Provide the data again in its entirety, exactly as given.

# start of INPUT

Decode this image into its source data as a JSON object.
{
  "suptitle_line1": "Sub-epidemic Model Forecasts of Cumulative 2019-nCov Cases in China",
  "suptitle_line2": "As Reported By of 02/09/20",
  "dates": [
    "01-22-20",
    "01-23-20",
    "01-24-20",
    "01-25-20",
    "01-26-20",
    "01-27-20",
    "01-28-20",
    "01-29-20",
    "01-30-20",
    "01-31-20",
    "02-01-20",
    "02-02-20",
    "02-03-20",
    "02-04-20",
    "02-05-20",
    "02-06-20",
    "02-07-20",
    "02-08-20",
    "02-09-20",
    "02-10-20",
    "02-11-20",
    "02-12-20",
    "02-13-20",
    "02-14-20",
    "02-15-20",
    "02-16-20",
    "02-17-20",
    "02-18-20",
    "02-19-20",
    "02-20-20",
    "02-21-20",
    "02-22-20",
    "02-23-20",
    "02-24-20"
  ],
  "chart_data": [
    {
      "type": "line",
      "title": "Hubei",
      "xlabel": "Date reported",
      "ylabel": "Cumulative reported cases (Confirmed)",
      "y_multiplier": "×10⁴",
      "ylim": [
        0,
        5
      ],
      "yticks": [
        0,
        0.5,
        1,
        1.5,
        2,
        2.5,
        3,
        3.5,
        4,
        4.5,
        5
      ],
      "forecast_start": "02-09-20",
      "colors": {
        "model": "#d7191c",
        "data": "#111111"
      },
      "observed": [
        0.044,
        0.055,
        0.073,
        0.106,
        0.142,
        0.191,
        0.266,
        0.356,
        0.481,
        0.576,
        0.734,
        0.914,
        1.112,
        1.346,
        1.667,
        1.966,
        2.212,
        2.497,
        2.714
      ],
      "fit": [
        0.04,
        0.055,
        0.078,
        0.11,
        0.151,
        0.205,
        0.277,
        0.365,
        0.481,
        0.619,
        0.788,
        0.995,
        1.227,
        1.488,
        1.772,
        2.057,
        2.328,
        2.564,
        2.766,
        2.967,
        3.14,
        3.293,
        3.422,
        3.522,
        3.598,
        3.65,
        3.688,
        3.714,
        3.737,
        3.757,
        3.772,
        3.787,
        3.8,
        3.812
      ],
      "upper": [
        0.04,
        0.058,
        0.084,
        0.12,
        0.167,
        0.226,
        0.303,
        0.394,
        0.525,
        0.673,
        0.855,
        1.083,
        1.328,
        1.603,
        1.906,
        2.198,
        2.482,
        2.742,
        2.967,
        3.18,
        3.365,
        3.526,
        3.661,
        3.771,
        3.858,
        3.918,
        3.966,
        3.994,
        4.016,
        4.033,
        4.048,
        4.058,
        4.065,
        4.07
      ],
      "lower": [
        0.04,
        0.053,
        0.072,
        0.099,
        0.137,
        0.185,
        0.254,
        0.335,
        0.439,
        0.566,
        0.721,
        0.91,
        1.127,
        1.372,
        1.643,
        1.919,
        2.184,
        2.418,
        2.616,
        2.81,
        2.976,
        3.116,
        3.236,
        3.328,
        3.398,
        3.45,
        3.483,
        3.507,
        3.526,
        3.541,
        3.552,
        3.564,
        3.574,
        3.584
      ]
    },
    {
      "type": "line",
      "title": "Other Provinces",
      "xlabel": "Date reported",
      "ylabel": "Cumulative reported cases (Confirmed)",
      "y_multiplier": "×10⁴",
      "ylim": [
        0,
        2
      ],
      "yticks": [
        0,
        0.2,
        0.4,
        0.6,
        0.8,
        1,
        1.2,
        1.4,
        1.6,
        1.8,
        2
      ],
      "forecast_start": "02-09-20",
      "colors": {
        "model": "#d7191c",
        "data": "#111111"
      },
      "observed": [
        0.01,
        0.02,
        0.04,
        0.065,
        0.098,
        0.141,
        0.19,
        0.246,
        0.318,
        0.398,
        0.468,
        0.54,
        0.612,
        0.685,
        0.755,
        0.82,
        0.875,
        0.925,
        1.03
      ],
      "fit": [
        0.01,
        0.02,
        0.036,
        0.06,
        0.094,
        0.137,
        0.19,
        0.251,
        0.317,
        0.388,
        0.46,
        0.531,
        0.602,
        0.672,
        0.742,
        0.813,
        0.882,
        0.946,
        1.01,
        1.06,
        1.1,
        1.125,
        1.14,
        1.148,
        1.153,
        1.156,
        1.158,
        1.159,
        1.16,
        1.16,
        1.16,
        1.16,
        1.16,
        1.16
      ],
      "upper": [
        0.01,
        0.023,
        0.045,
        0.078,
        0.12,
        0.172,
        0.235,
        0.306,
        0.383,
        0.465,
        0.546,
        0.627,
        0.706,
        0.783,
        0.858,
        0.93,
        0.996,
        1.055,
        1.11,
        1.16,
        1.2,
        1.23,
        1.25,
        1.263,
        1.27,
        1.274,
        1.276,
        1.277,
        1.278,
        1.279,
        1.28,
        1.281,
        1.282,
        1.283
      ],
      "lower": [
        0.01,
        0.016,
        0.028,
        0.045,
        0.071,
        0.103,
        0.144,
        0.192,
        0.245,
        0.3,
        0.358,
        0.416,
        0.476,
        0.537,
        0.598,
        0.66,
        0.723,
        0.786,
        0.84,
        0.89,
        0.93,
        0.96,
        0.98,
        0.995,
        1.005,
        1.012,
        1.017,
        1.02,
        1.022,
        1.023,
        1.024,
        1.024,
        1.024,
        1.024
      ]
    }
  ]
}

# end of INPUT

• WRITTEN SOLUTION
Decode this image into its source data as a JSON object.
{
  "suptitle_line1": "Sub-epidemic Model Forecasts of Cumulative 2019-nCov Cases in China",
  "suptitle_line2": "As Reported By of 02/09/20",
  "dates": [
    "01-22-20",
    "01-23-20",
    "01-24-20",
    "01-25-20",
    "01-26-20",
    "01-27-20",
    "01-28-20",
    "01-29-20",
    "01-30-20",
    "01-31-20",
    "02-01-20",
    "02-02-20",
    "02-03-20",
    "02-04-20",
    "02-05-20",
    "02-06-20",
    "02-07-20",
    "02-08-20",
    "02-09-20",
    "02-10-20",
    "02-11-20",
    "02-12-20",
    "02-13-20",
    "02-14-20",
    "02-15-20",
    "02-16-20",
    "02-17-20",
    "02-18-20",
    "02-19-20",
    "02-20-20",
    "02-21-20",
    "02-22-20",
    "02-23-20",
    "02-24-20"
  ],
  "chart_data": [
    {
      "type": "line",
      "title": "Hubei",
      "xlabel": "Date reported",
      "ylabel": "Cumulative reported cases (Confirmed)",
      "y_multiplier": "×10⁴",
      "ylim": [
        0,
        5
      ],
      "yticks": [
        0,
        0.5,
        1,
        1.5,
        2,
        2.5,
        3,
        3.5,
        4,
        4.5,
        5
      ],
      "forecast_start": "02-09-20",
      "colors": {
        "model": "#d7191c",
        "data": "#111111"
      },
      "observed": [
        0.044,
        0.055,
        0.073,
        0.106,
        0.142,
        0.191,
        0.266,
        0.356,
        0.481,
        0.576,
        0.734,
        0.914,
        1.112,
        1.346,
        1.667,
        1.966,
        2.212,
        2.497,
        2.714
      ],
      "fit": [
        0.04,
        0.055,
        0.078,
        0.11,
        0.151,
        0.205,
        0.277,
        0.365,
        0.481,
        0.619,
        0.788,
        0.995,
        1.227,
        1.488,
        1.772,
        2.057,
        2.328,
        2.564,
        2.766,
        2.967,
        3.14,
        3.293,
        3.422,
        3.522,
        3.598,
        3.65,
        3.688,
        3.714,
        3.737,
        3.757,
        3.772,
        3.787,
        3.8,
        3.812
      ],
      "upper": [
        0.04,
        0.058,
        0.084,
        0.12,
        0.167,
        0.226,
        0.303,
        0.394,
        0.525,
        0.673,
        0.855,
        1.083,
        1.328,
        1.603,
        1.906,
        2.198,
        2.482,
        2.742,
        2.967,
        3.18,
        3.365,
        3.526,
        3.661,
        3.771,
        3.858,
        3.918,
        3.966,
        3.994,
        4.016,
        4.033,
        4.048,
        4.058,
        4.065,
        4.07
      ],
      "lower": [
        0.04,
        0.053,
        0.072,
        0.099,
        0.137,
        0.185,
        0.254,
        0.335,
        0.439,
        0.566,
        0.721,
        0.91,
        1.127,
        1.372,
        1.643,
        1.919,
        2.184,
        2.418,
        2.616,
        2.81,
        2.976,
        3.116,
        3.236,
        3.328,
        3.398,
        3.45,
        3.483,
        3.507,
        3.526,
        3.541,
        3.552,
        3.564,
        3.574,
        3.584
      ]
    },
    {
      "type": "line",
      "title": "Other Provinces",
      "xlabel": "Date reported",
      "ylabel": "Cumulative reported cases (Confirmed)",
      "y_multiplier": "×10⁴",
      "ylim": [
        0,
        2
      ],
      "yticks": [
        0,
        0.2,
        0.4,
        0.6,
        0.8,
        1,
        1.2,
        1.4,
        1.6,
        1.8,
        2
      ],
      "forecast_start": "02-09-20",
      "colors": {
        "model": "#d7191c",
        "data": "#111111"
      },
      "observed": [
        0.01,
        0.02,
        0.04,
        0.065,
        0.098,
        0.141,
        0.19,
        0.246,
        0.318,
        0.398,
        0.468,
        0.54,
        0.612,
        0.685,
        0.755,
        0.82,
        0.875,
        0.925,
        1.03
      ],
      "fit": [
        0.01,
        0.02,
        0.036,
        0.06,
        0.094,
        0.137,
        0.19,
        0.251,
        0.317,
        0.388,
        0.46,
        0.531,
        0.602,
        0.672,
        0.742,
        0.813,
        0.882,
        0.946,
        1.01,
        1.06,
        1.1,
        1.125,
        1.14,
        1.148,
        1.153,
        1.156,
        1.158,
        1.159,
        1.16,
        1.16,
        1.16,
        1.16,
        1.16,
        1.16
      ],
      "upper": [
        0.01,
        0.023,
        0.045,
        0.078,
        0.12,
        0.172,
        0.235,
        0.306,
        0.383,
        0.465,
        0.546,
        0.627,
        0.706,
        0.783,
        0.858,
        0.93,
        0.996,
        1.055,
        1.11,
        1.16,
        1.2,
        1.23,
        1.25,
        1.263,
        1.27,
        1.274,
        1.276,
        1.277,
        1.278,
        1.279,
        1.28,
        1.281,
        1.282,
        1.283
      ],
      "lower": [
        0.01,
        0.016,
        0.028,
        0.045,
        0.071,
        0.103,
        0.144,
        0.192,
        0.245,
        0.3,
        0.358,
        0.416,
        0.476,
        0.537,
        0.598,
        0.66,
        0.723,
        0.786,
        0.84,
        0.89,
        0.93,
        0.96,
        0.98,
        0.995,
        1.005,
        1.012,
        1.017,
        1.02,
        1.022,
        1.023,
        1.024,
        1.024,
        1.024,
        1.024
      ]
    }
  ]
}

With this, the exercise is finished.